AIM » Copy out each line featuring the string "page" from the entries beneath.

(Data listing)
+---+
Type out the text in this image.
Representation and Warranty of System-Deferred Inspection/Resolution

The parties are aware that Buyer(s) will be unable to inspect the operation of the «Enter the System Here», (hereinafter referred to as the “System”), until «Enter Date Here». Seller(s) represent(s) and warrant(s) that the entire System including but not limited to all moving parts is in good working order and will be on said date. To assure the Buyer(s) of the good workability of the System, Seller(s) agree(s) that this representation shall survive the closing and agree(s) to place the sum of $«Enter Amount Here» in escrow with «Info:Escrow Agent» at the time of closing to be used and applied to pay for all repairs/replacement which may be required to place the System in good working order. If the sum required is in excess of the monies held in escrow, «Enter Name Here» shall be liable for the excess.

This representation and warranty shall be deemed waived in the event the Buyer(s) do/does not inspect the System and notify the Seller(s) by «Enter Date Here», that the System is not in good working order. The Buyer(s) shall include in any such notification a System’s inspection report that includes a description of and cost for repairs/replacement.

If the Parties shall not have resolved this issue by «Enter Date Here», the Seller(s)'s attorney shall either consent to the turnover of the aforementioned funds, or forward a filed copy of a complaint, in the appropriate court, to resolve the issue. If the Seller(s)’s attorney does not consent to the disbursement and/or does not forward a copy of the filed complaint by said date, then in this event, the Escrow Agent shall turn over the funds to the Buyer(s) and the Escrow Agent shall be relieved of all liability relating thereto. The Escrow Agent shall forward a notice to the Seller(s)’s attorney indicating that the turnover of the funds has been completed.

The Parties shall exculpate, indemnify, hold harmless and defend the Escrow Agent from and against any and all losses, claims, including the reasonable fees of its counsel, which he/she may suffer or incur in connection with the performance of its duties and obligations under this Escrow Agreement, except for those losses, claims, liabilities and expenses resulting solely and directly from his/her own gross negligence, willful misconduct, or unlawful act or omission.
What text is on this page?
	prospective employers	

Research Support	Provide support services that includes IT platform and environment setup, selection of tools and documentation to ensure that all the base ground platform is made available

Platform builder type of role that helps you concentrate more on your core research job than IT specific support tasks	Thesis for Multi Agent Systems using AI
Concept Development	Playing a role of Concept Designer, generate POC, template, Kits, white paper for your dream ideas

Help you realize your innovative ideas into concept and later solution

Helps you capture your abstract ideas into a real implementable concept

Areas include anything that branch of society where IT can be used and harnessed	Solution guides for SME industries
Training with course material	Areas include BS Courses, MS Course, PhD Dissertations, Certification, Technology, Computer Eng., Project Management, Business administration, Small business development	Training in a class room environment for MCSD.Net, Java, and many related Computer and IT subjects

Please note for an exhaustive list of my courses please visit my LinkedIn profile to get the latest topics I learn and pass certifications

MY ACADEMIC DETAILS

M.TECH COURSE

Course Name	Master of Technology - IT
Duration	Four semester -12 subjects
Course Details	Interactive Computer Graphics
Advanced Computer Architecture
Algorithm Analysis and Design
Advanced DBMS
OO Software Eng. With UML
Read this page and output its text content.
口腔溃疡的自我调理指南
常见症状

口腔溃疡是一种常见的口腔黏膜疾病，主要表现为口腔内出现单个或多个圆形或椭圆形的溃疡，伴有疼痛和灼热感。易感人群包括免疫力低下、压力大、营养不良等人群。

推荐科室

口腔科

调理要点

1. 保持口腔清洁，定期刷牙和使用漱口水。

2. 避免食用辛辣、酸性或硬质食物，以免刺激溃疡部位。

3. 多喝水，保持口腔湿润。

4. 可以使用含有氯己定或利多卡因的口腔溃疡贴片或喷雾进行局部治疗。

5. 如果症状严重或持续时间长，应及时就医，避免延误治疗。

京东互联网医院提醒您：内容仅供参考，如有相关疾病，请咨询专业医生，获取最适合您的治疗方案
+---+
TASK SOLUTION »
What text is on this page?
Read this page and output its text content.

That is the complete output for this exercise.